Data excerpts:
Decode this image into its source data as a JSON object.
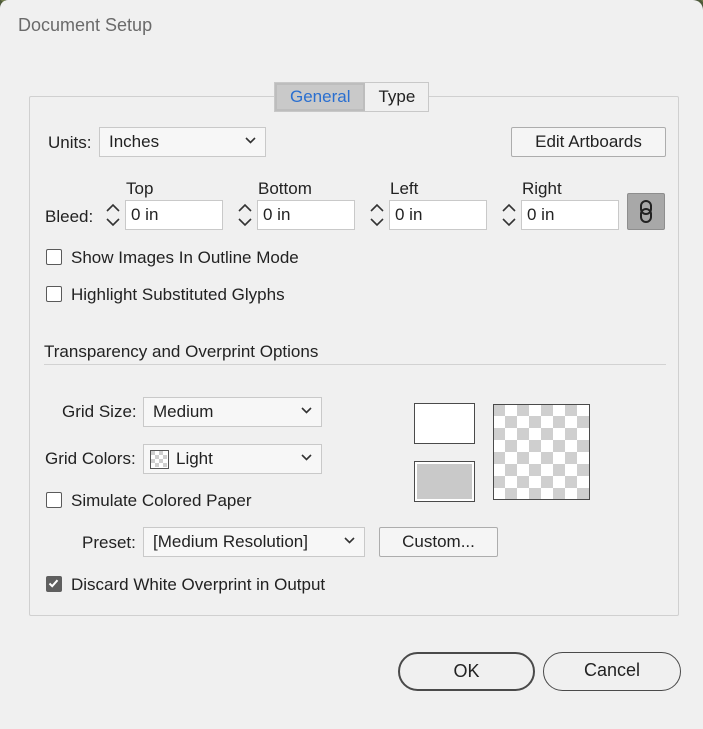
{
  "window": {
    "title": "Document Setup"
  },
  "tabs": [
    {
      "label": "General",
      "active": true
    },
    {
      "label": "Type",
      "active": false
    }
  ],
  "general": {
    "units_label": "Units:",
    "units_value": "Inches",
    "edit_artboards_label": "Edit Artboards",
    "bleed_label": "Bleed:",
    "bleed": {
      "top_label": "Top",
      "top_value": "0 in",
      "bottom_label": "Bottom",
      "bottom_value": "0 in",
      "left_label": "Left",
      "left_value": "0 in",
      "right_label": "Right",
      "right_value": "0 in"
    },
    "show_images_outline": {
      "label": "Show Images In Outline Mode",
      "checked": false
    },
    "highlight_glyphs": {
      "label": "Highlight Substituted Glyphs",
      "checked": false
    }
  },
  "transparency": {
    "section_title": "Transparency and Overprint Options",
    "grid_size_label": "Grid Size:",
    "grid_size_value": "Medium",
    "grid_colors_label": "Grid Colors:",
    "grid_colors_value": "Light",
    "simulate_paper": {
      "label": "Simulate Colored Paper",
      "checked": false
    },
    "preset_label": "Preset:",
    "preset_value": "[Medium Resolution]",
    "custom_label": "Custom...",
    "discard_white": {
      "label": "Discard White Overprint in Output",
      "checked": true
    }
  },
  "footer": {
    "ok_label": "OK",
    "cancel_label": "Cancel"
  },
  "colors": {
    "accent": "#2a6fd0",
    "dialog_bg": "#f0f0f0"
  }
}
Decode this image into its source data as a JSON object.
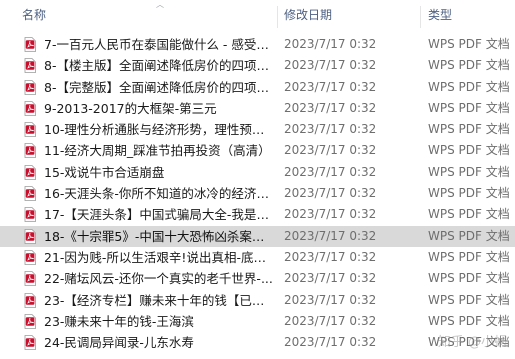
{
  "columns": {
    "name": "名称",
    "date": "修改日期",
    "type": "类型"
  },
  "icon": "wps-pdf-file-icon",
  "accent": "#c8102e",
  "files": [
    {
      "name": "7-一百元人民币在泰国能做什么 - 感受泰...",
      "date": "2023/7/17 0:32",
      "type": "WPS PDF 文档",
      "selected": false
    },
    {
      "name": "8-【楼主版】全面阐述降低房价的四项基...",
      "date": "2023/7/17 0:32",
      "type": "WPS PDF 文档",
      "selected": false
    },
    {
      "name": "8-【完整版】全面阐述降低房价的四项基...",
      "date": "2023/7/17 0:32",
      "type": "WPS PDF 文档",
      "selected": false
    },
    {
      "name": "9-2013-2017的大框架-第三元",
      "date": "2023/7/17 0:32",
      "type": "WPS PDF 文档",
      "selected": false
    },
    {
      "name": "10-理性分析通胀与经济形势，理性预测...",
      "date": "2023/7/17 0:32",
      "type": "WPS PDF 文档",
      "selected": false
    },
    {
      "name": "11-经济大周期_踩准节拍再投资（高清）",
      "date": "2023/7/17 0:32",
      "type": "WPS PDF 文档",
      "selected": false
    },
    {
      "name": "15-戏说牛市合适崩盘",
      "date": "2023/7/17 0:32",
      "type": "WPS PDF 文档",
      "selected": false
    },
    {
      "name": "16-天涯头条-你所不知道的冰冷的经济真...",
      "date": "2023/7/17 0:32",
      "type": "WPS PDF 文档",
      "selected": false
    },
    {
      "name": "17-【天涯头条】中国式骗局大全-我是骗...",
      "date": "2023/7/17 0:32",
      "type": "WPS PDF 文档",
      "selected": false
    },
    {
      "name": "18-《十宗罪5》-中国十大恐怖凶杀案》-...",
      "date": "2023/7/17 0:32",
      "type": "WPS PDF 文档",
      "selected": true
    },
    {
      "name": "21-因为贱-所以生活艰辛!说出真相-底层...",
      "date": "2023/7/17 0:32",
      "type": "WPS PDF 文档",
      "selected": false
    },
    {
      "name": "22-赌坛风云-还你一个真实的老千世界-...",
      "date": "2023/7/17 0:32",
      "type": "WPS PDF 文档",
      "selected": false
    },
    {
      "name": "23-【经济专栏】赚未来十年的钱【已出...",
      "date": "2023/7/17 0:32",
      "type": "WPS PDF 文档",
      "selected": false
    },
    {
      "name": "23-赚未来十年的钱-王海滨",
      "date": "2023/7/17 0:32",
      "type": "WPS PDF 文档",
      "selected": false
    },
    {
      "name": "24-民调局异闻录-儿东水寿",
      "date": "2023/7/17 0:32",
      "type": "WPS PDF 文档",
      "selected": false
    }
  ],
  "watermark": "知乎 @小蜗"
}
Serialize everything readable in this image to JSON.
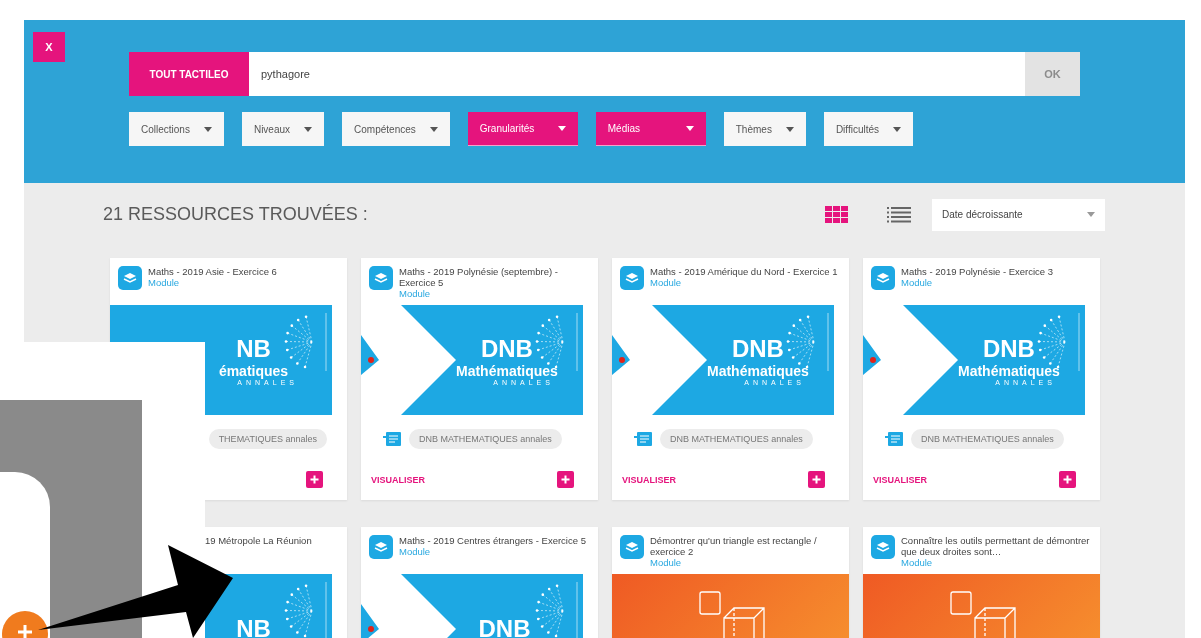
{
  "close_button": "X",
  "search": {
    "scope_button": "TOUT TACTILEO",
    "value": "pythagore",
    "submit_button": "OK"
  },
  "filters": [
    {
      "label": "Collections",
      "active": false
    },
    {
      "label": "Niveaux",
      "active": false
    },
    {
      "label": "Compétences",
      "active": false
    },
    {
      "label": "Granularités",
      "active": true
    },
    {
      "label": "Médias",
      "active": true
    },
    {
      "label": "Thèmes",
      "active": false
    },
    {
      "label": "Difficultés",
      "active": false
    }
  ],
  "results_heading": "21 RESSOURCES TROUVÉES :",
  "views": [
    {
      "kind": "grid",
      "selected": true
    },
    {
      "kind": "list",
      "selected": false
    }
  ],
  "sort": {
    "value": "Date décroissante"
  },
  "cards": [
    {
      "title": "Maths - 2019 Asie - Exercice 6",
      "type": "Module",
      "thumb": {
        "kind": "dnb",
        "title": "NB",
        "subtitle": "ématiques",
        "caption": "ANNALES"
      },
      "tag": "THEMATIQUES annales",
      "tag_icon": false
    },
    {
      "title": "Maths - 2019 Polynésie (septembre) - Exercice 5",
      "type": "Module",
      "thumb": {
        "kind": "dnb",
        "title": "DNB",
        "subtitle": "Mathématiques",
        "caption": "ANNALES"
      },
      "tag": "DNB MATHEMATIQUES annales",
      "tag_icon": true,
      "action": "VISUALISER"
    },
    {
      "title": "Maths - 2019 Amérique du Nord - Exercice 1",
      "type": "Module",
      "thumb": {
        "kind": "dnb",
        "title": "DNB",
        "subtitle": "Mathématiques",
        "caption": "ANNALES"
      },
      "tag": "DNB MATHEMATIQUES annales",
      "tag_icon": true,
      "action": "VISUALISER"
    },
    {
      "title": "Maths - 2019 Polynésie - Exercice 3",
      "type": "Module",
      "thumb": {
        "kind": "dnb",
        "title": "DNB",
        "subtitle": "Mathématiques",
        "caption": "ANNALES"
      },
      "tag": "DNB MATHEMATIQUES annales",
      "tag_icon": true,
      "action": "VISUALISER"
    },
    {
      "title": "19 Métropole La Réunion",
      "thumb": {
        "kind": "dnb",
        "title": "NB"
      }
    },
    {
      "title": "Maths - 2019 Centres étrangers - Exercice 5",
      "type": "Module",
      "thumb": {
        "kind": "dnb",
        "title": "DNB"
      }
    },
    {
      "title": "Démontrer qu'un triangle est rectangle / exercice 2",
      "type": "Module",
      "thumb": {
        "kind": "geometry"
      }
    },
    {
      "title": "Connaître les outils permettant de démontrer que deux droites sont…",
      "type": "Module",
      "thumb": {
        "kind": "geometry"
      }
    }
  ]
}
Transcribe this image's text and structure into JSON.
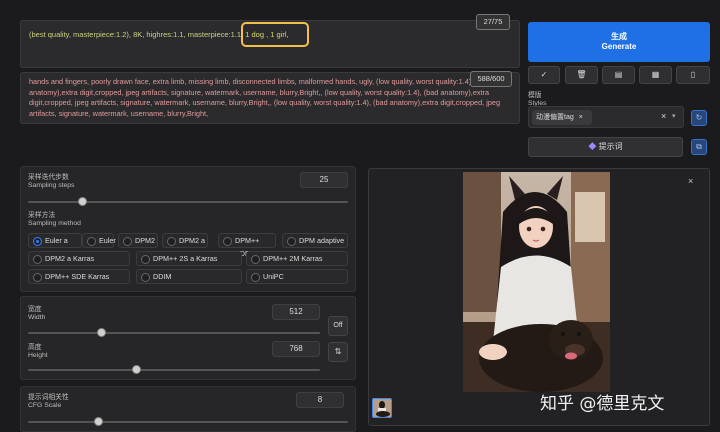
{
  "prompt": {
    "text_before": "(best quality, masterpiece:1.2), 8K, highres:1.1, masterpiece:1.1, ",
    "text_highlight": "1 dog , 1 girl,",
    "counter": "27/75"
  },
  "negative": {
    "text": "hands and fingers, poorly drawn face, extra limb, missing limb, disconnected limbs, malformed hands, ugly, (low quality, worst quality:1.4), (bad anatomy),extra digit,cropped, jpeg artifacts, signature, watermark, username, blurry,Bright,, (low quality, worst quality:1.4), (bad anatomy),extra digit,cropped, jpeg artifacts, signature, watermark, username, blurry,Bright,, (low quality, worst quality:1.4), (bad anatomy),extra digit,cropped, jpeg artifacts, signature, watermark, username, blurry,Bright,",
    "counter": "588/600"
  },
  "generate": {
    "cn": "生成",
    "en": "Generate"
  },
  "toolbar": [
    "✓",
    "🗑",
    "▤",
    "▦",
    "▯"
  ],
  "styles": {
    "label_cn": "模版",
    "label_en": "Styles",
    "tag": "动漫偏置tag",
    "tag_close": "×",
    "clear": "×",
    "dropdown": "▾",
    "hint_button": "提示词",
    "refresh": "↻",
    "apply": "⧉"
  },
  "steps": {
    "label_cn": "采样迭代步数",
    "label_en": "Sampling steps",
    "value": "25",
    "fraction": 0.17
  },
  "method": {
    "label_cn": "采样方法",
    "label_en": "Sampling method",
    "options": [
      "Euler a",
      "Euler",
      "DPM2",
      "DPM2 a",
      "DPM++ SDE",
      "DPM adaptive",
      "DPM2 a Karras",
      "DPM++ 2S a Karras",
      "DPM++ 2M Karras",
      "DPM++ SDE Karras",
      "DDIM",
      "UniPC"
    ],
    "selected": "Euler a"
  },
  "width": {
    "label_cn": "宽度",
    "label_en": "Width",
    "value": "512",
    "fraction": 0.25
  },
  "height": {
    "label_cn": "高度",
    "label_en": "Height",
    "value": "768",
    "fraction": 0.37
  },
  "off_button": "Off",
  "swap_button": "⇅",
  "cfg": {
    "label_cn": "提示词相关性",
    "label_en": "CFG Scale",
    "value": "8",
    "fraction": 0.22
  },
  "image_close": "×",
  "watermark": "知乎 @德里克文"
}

Exercise brief
From the listing above, copy every line that holds the string "quality".

Task solution
    "text_before": "(best quality, masterpiece:1.2), 8K, highres:1.1, masterpiece:1.1, ",
    "text": "hands and fingers, poorly drawn face, extra limb, missing limb, disconnected limbs, malformed hands, ugly, (low quality, worst quality:1.4), (bad anatomy),extra digit,cropped, jpeg artifacts, signature, watermark, username, blurry,Bright,, (low quality, worst quality:1.4), (bad anatomy),extra digit,cropped, jpeg artifacts, signature, watermark, username, blurry,Bright,, (low quality, worst quality:1.4), (bad anatomy),extra digit,cropped, jpeg artifacts, signature, watermark, username, blurry,Bright,",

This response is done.